**Record excerpts**
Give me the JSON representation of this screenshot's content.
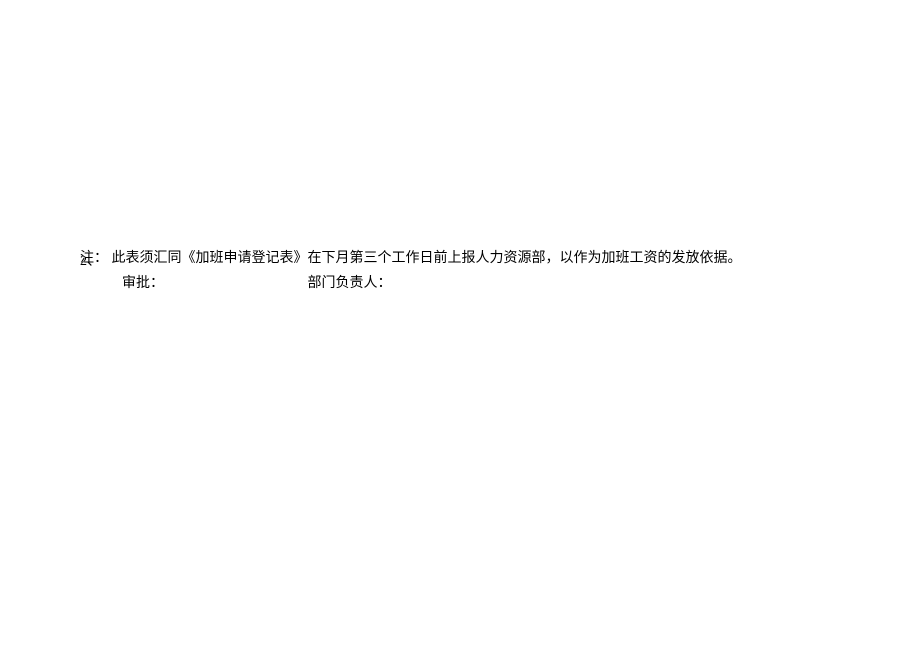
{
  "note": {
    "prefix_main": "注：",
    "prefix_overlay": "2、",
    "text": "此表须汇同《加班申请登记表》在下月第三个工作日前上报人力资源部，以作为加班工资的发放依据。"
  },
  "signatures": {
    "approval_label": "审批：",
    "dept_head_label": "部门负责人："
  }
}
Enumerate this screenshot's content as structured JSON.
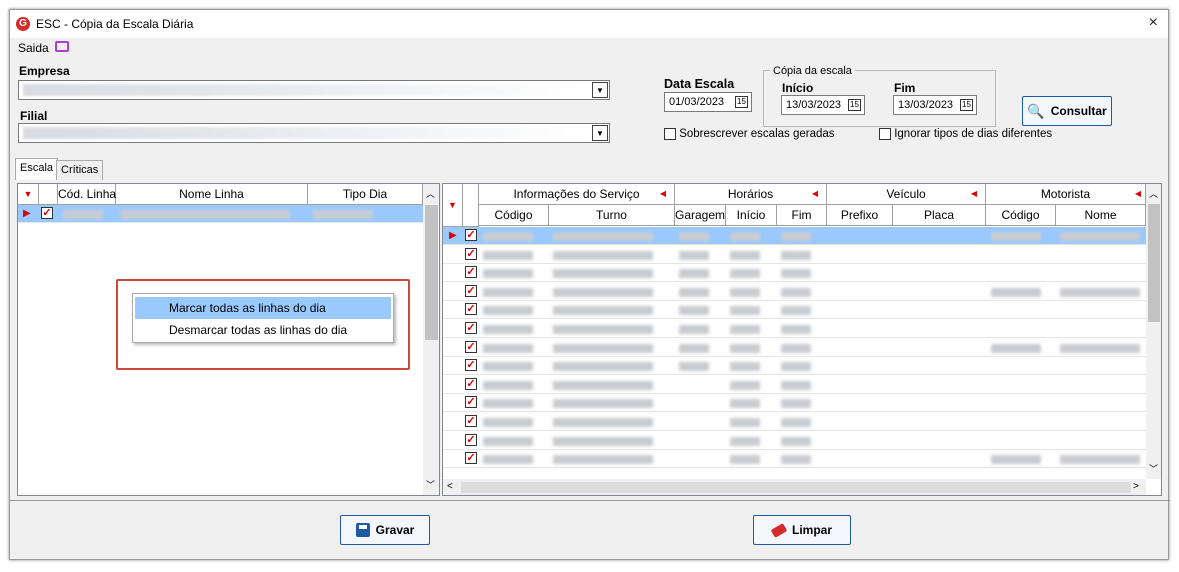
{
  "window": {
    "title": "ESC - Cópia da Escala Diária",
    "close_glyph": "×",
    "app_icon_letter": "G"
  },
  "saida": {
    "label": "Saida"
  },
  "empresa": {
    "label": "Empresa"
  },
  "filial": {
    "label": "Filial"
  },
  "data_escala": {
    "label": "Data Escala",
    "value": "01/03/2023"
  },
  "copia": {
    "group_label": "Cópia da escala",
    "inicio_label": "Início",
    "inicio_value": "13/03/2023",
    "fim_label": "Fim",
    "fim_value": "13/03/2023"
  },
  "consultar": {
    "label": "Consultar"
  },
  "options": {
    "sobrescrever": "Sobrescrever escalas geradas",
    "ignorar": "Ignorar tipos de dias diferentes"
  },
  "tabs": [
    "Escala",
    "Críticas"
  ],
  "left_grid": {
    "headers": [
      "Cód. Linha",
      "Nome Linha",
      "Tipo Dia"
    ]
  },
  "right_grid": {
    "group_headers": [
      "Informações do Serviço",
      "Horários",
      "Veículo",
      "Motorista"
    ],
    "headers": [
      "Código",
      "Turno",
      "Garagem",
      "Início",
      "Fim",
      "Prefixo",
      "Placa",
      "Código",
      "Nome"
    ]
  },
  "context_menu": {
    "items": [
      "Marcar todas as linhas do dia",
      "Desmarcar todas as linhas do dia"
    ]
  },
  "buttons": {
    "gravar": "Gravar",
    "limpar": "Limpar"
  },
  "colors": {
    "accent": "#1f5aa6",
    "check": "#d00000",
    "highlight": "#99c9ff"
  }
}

**Task brief**
Repeat every record precisely. Any picture among them stays out of the copy.

**Exercise response**
Give me the JSON representation of this screenshot's content.
{
  "note": {
    "prefix_main": "注：",
    "prefix_overlay": "2、",
    "text": "此表须汇同《加班申请登记表》在下月第三个工作日前上报人力资源部，以作为加班工资的发放依据。"
  },
  "signatures": {
    "approval_label": "审批：",
    "dept_head_label": "部门负责人："
  }
}
Enumerate this screenshot's content as structured JSON.
{
  "window": {
    "title": "ESC - Cópia da Escala Diária",
    "close_glyph": "×",
    "app_icon_letter": "G"
  },
  "saida": {
    "label": "Saida"
  },
  "empresa": {
    "label": "Empresa"
  },
  "filial": {
    "label": "Filial"
  },
  "data_escala": {
    "label": "Data Escala",
    "value": "01/03/2023"
  },
  "copia": {
    "group_label": "Cópia da escala",
    "inicio_label": "Início",
    "inicio_value": "13/03/2023",
    "fim_label": "Fim",
    "fim_value": "13/03/2023"
  },
  "consultar": {
    "label": "Consultar"
  },
  "options": {
    "sobrescrever": "Sobrescrever escalas geradas",
    "ignorar": "Ignorar tipos de dias diferentes"
  },
  "tabs": [
    "Escala",
    "Críticas"
  ],
  "left_grid": {
    "headers": [
      "Cód. Linha",
      "Nome Linha",
      "Tipo Dia"
    ]
  },
  "right_grid": {
    "group_headers": [
      "Informações do Serviço",
      "Horários",
      "Veículo",
      "Motorista"
    ],
    "headers": [
      "Código",
      "Turno",
      "Garagem",
      "Início",
      "Fim",
      "Prefixo",
      "Placa",
      "Código",
      "Nome"
    ]
  },
  "context_menu": {
    "items": [
      "Marcar todas as linhas do dia",
      "Desmarcar todas as linhas do dia"
    ]
  },
  "buttons": {
    "gravar": "Gravar",
    "limpar": "Limpar"
  },
  "colors": {
    "accent": "#1f5aa6",
    "check": "#d00000",
    "highlight": "#99c9ff"
  }
}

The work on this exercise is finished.